WRITTEN TASK:
Copy all the entries word for word, but omit the pictures.

GIVEN RECORDS:
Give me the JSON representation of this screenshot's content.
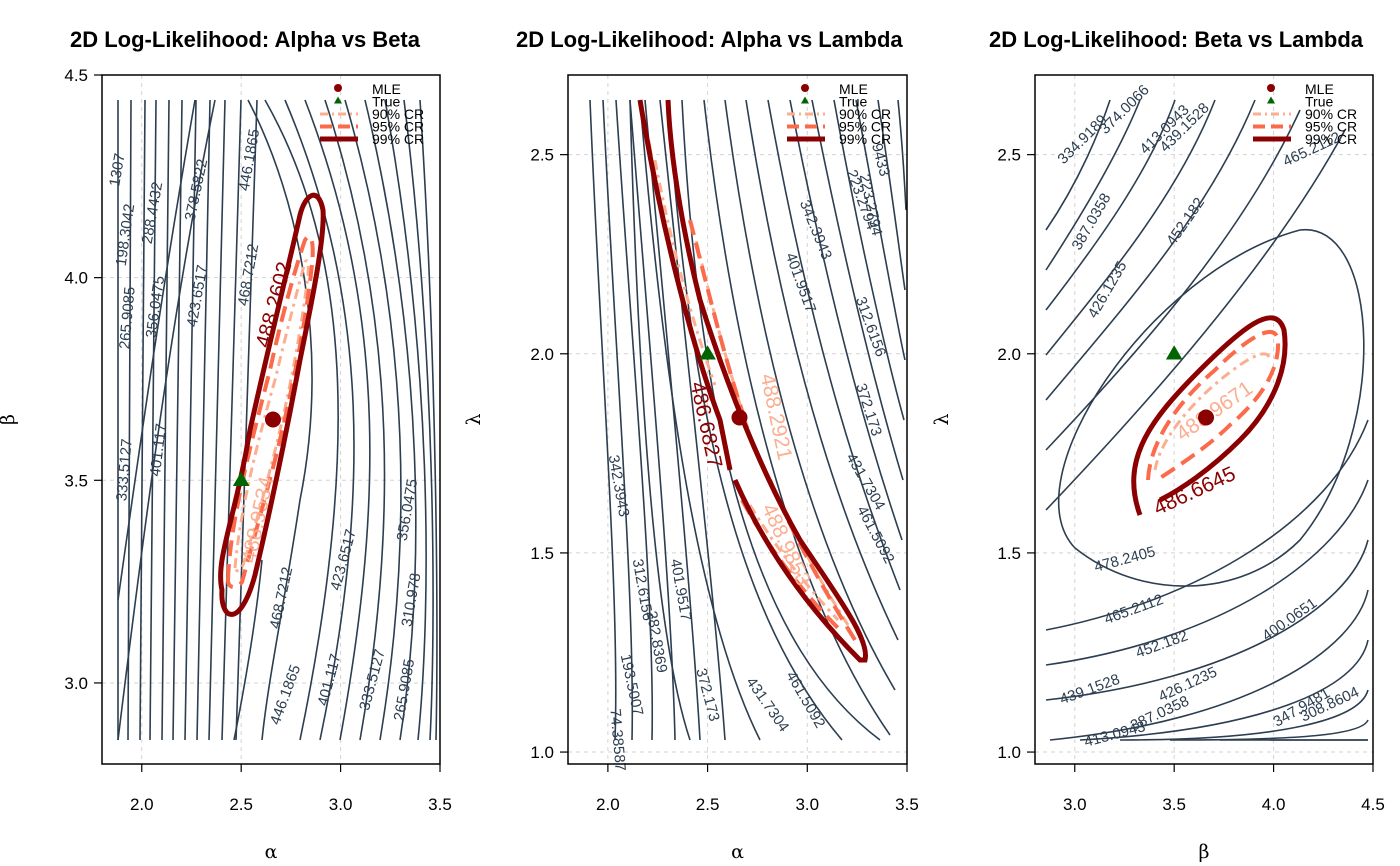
{
  "colors": {
    "contour": "#2c3e50",
    "cr90": "#fcae91",
    "cr95": "#fb6a4a",
    "cr99": "#8b0000",
    "mle": "#8b0000",
    "truth": "#006400",
    "grid": "#d3d3d3"
  },
  "legend_labels": [
    "MLE",
    "True",
    "90% CR",
    "95% CR",
    "99% CR"
  ],
  "chart_data": [
    {
      "type": "contour",
      "title": "2D Log-Likelihood: Alpha vs Beta",
      "xlabel": "α",
      "ylabel": "β",
      "xlim": [
        1.8,
        3.5
      ],
      "ylim": [
        2.8,
        4.5
      ],
      "xticks": [
        "2.0",
        "2.5",
        "3.0",
        "3.5"
      ],
      "yticks": [
        "3.0",
        "3.5",
        "4.0",
        "4.5"
      ],
      "grid": true,
      "legend_position": "top-right",
      "mle": {
        "x": 2.66,
        "y": 3.65
      },
      "true": {
        "x": 2.5,
        "y": 3.5
      },
      "contour_levels": [
        "1307",
        "198.3042",
        "288.4432",
        "378.5822",
        "446.1865",
        "265.9085",
        "356.0475",
        "423.6517",
        "468.7212",
        "333.5127",
        "401.117",
        "468.7212",
        "446.1865",
        "401.117",
        "333.5127",
        "423.6517",
        "265.9085",
        "356.0475",
        "310.978"
      ],
      "cr_labels": [
        {
          "text": "488.2602",
          "level": "99"
        },
        {
          "text": "488.9534",
          "level": "90"
        }
      ]
    },
    {
      "type": "contour",
      "title": "2D Log-Likelihood: Alpha vs Lambda",
      "xlabel": "α",
      "ylabel": "λ",
      "xlim": [
        1.8,
        3.5
      ],
      "ylim": [
        0.97,
        2.7
      ],
      "xticks": [
        "2.0",
        "2.5",
        "3.0",
        "3.5"
      ],
      "yticks": [
        "1.0",
        "1.5",
        "2.0",
        "2.5"
      ],
      "grid": true,
      "legend_position": "top-right",
      "mle": {
        "x": 2.66,
        "y": 1.84
      },
      "true": {
        "x": 2.5,
        "y": 2.0
      },
      "contour_levels": [
        "342.3943",
        "223.2794",
        "312.6156",
        "401.9517",
        "282.8369",
        "372.173",
        "431.7304",
        "461.5092",
        "193.5007",
        "74.38587",
        "342.3943",
        "401.9517",
        "312.6156",
        "372.173",
        "431.7304",
        "461.5092",
        "223.2794",
        "9433"
      ],
      "cr_labels": [
        {
          "text": "486.6827",
          "level": "99"
        },
        {
          "text": "488.2921",
          "level": "90"
        },
        {
          "text": "488.9853",
          "level": "90"
        }
      ]
    },
    {
      "type": "contour",
      "title": "2D Log-Likelihood: Beta vs Lambda",
      "xlabel": "β",
      "ylabel": "λ",
      "xlim": [
        2.8,
        4.5
      ],
      "ylim": [
        0.97,
        2.7
      ],
      "xticks": [
        "3.0",
        "3.5",
        "4.0",
        "4.5"
      ],
      "yticks": [
        "1.0",
        "1.5",
        "2.0",
        "2.5"
      ],
      "grid": true,
      "legend_position": "top-right",
      "mle": {
        "x": 3.66,
        "y": 1.84
      },
      "true": {
        "x": 3.5,
        "y": 2.0
      },
      "contour_levels": [
        "334.9189",
        "374.0066",
        "413.0943",
        "439.1528",
        "465.2112",
        "387.0358",
        "452.182",
        "426.1235",
        "478.2405",
        "465.2112",
        "452.182",
        "439.1528",
        "426.1235",
        "400.0651",
        "413.0943",
        "387.0358",
        "347.9481",
        "308.8604"
      ],
      "cr_labels": [
        {
          "text": "488.9671",
          "level": "90"
        },
        {
          "text": "486.6645",
          "level": "99"
        }
      ]
    }
  ]
}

ANSWER TO THE TASK:
Give me the JSON representation of this screenshot's content.
{
  "colors": {
    "contour": "#2c3e50",
    "cr90": "#fcae91",
    "cr95": "#fb6a4a",
    "cr99": "#8b0000",
    "mle": "#8b0000",
    "truth": "#006400",
    "grid": "#d3d3d3"
  },
  "legend_labels": [
    "MLE",
    "True",
    "90% CR",
    "95% CR",
    "99% CR"
  ],
  "chart_data": [
    {
      "type": "contour",
      "title": "2D Log-Likelihood: Alpha vs Beta",
      "xlabel": "α",
      "ylabel": "β",
      "xlim": [
        1.8,
        3.5
      ],
      "ylim": [
        2.8,
        4.5
      ],
      "xticks": [
        "2.0",
        "2.5",
        "3.0",
        "3.5"
      ],
      "yticks": [
        "3.0",
        "3.5",
        "4.0",
        "4.5"
      ],
      "grid": true,
      "legend_position": "top-right",
      "mle": {
        "x": 2.66,
        "y": 3.65
      },
      "true": {
        "x": 2.5,
        "y": 3.5
      },
      "contour_levels": [
        "1307",
        "198.3042",
        "288.4432",
        "378.5822",
        "446.1865",
        "265.9085",
        "356.0475",
        "423.6517",
        "468.7212",
        "333.5127",
        "401.117",
        "468.7212",
        "446.1865",
        "401.117",
        "333.5127",
        "423.6517",
        "265.9085",
        "356.0475",
        "310.978"
      ],
      "cr_labels": [
        {
          "text": "488.2602",
          "level": "99"
        },
        {
          "text": "488.9534",
          "level": "90"
        }
      ]
    },
    {
      "type": "contour",
      "title": "2D Log-Likelihood: Alpha vs Lambda",
      "xlabel": "α",
      "ylabel": "λ",
      "xlim": [
        1.8,
        3.5
      ],
      "ylim": [
        0.97,
        2.7
      ],
      "xticks": [
        "2.0",
        "2.5",
        "3.0",
        "3.5"
      ],
      "yticks": [
        "1.0",
        "1.5",
        "2.0",
        "2.5"
      ],
      "grid": true,
      "legend_position": "top-right",
      "mle": {
        "x": 2.66,
        "y": 1.84
      },
      "true": {
        "x": 2.5,
        "y": 2.0
      },
      "contour_levels": [
        "342.3943",
        "223.2794",
        "312.6156",
        "401.9517",
        "282.8369",
        "372.173",
        "431.7304",
        "461.5092",
        "193.5007",
        "74.38587",
        "342.3943",
        "401.9517",
        "312.6156",
        "372.173",
        "431.7304",
        "461.5092",
        "223.2794",
        "9433"
      ],
      "cr_labels": [
        {
          "text": "486.6827",
          "level": "99"
        },
        {
          "text": "488.2921",
          "level": "90"
        },
        {
          "text": "488.9853",
          "level": "90"
        }
      ]
    },
    {
      "type": "contour",
      "title": "2D Log-Likelihood: Beta vs Lambda",
      "xlabel": "β",
      "ylabel": "λ",
      "xlim": [
        2.8,
        4.5
      ],
      "ylim": [
        0.97,
        2.7
      ],
      "xticks": [
        "3.0",
        "3.5",
        "4.0",
        "4.5"
      ],
      "yticks": [
        "1.0",
        "1.5",
        "2.0",
        "2.5"
      ],
      "grid": true,
      "legend_position": "top-right",
      "mle": {
        "x": 3.66,
        "y": 1.84
      },
      "true": {
        "x": 3.5,
        "y": 2.0
      },
      "contour_levels": [
        "334.9189",
        "374.0066",
        "413.0943",
        "439.1528",
        "465.2112",
        "387.0358",
        "452.182",
        "426.1235",
        "478.2405",
        "465.2112",
        "452.182",
        "439.1528",
        "426.1235",
        "400.0651",
        "413.0943",
        "387.0358",
        "347.9481",
        "308.8604"
      ],
      "cr_labels": [
        {
          "text": "488.9671",
          "level": "90"
        },
        {
          "text": "486.6645",
          "level": "99"
        }
      ]
    }
  ]
}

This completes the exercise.